Blocco di testo
Pubblicato il 24 ott 2024



Cyber, digitale, privacy, gdpr

Agcom ha diffidato Dazn, in qualità di segnalatore accreditato sulla piattaforma Piracy Shield, ad assicurare la massima diligenza e il massimo rigore nella presentazione delle istanze di blocco e nella raccolta delle relative prove. La decisione arriva dopo la segnalazione di blocco riferita per errore a Google Drive, rispetto alla quale l’Autorità, si legge in una nota, “si è riservata di adottare tutti i provvedimenti di competenza in caso di inottemperanza”.

Dati grezzi
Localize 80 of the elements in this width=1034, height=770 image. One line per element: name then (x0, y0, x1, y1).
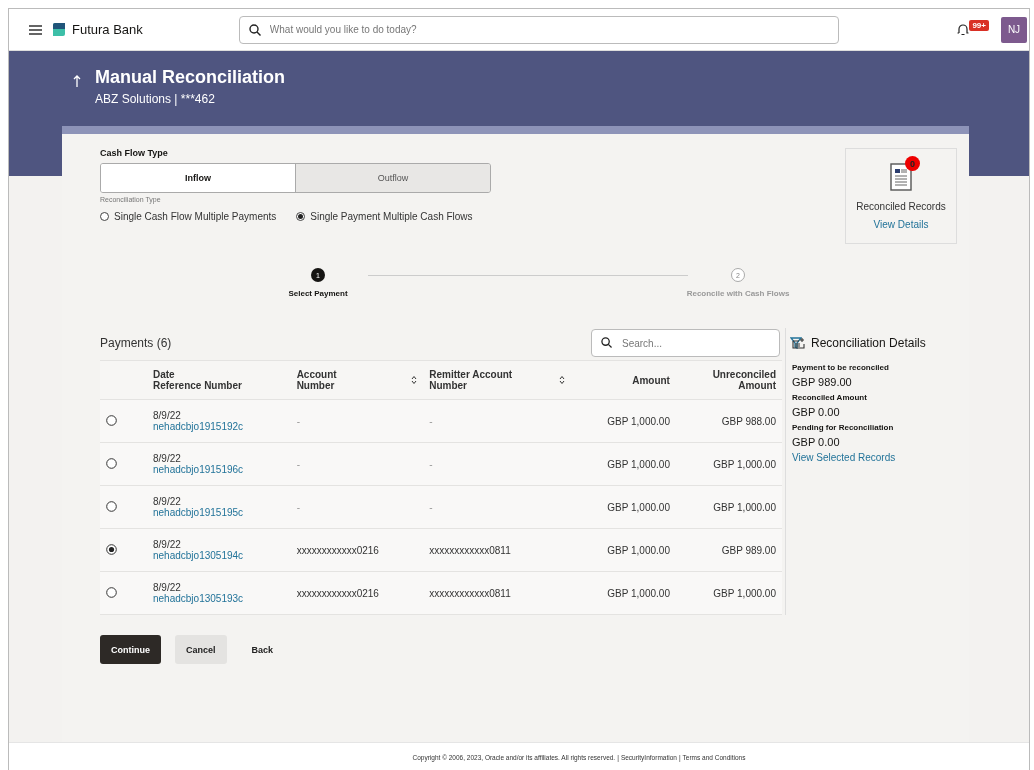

Consegna
Nel blocco di testo su Agcom e Dazn, a quale servizio si riferiva per errore la segnalazione di blocco?

Risposta
A Google Drive.